TO BE DONE: Report, as a bare number, how many lines hold "none".

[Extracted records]
* Start *
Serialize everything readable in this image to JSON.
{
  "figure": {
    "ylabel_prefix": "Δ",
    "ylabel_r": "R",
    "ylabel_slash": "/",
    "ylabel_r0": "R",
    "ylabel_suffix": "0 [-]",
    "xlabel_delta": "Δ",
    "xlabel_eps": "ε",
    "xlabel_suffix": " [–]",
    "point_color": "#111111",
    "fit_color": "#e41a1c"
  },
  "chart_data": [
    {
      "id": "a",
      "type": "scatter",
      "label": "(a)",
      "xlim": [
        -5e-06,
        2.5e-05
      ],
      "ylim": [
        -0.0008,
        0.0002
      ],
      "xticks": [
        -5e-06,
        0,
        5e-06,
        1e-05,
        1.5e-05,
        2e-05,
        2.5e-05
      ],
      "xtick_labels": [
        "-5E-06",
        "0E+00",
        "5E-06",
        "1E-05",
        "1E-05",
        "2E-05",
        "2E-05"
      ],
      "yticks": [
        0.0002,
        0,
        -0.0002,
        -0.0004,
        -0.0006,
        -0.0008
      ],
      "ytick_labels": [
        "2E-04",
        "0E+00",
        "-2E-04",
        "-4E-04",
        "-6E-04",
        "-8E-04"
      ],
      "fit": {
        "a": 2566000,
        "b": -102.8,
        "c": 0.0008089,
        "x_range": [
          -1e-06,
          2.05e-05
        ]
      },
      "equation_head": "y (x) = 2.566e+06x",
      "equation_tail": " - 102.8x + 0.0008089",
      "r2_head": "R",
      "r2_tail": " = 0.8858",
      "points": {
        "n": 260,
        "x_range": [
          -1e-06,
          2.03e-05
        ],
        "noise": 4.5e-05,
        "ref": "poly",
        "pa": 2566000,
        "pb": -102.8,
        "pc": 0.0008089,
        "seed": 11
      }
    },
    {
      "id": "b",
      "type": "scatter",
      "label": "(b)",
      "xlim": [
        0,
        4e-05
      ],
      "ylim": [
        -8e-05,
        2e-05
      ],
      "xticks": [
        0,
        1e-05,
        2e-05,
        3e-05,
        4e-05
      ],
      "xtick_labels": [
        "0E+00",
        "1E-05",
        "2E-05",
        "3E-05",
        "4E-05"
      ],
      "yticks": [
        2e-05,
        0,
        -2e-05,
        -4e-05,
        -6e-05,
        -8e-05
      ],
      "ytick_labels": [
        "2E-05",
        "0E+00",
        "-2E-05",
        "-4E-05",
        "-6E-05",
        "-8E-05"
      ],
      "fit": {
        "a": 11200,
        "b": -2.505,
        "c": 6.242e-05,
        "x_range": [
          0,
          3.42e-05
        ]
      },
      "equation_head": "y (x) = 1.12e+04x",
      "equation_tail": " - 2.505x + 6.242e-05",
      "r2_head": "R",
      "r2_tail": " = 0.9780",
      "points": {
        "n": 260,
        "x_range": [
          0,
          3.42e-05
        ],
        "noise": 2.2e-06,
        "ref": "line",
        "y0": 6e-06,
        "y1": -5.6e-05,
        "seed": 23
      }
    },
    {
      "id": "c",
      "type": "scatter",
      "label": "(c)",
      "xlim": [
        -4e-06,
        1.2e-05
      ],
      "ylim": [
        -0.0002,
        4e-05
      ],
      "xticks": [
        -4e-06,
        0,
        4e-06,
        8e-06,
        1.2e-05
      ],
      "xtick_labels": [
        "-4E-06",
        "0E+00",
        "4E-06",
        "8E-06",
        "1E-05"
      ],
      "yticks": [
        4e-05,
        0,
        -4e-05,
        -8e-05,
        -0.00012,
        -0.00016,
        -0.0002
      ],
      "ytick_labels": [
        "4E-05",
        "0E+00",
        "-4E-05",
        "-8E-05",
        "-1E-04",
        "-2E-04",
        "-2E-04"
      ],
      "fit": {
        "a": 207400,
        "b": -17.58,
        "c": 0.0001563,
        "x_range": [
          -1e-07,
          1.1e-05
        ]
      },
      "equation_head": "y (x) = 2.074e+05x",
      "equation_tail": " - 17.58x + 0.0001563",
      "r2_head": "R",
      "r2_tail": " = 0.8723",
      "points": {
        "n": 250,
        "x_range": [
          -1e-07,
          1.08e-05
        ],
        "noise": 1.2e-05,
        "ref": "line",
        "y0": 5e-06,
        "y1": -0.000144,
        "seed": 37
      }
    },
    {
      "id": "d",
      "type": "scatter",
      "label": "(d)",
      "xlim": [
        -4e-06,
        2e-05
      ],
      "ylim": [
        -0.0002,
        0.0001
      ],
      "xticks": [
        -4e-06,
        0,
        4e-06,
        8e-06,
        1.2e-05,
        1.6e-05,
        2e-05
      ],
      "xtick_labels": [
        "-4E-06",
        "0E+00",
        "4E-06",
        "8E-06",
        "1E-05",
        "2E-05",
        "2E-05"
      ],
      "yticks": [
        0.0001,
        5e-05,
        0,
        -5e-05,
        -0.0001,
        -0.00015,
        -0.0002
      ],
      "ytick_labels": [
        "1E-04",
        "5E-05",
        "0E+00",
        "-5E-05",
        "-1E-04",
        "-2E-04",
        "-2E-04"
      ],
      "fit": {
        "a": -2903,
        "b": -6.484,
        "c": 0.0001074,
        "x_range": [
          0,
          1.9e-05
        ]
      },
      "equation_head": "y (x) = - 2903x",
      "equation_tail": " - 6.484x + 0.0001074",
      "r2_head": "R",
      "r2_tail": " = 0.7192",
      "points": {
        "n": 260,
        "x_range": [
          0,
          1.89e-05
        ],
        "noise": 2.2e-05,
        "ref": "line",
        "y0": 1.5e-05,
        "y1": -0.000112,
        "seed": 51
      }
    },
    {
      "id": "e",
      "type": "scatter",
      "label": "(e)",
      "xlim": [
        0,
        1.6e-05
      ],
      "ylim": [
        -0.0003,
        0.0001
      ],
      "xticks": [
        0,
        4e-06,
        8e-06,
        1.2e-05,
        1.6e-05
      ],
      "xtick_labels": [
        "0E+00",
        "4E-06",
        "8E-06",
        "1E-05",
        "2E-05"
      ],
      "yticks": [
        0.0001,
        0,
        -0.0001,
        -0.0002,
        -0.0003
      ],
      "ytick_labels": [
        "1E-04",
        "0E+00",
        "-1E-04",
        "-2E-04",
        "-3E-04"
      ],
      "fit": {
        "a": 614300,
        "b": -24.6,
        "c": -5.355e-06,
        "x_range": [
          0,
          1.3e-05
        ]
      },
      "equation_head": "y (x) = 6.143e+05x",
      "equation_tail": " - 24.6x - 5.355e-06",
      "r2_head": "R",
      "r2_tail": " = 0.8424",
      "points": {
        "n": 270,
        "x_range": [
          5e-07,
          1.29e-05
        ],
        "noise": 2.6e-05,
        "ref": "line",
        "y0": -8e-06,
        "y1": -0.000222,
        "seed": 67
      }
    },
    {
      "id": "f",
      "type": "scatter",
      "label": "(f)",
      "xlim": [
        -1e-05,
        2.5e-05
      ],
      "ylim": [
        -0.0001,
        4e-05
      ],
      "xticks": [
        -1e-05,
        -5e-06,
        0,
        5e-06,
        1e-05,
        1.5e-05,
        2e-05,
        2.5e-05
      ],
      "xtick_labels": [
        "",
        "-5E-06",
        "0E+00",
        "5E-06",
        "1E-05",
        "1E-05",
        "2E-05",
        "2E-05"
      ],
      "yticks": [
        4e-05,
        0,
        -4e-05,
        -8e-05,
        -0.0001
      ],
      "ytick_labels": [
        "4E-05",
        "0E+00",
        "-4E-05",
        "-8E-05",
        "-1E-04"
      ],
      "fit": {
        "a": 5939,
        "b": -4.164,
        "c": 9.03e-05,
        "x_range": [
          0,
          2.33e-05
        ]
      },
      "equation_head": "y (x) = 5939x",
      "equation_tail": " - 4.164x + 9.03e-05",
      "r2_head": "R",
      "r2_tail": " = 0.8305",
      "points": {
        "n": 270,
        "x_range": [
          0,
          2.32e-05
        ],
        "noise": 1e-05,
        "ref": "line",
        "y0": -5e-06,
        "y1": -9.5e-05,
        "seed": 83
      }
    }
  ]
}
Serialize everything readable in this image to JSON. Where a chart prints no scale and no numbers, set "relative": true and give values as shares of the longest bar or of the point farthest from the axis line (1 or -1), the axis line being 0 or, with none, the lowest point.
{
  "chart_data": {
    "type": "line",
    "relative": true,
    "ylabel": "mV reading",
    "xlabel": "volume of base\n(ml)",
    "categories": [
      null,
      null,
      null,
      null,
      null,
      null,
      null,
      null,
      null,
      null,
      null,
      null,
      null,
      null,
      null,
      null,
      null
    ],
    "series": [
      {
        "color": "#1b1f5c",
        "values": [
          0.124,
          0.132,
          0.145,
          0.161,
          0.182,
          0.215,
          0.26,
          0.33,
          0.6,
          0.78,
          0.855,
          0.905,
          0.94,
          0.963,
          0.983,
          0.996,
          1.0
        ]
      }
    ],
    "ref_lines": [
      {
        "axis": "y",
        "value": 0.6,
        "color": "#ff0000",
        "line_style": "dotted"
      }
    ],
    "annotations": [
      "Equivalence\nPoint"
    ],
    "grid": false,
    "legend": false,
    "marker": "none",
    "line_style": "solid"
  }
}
* End *
RESULT OF THE EXERCISE: 2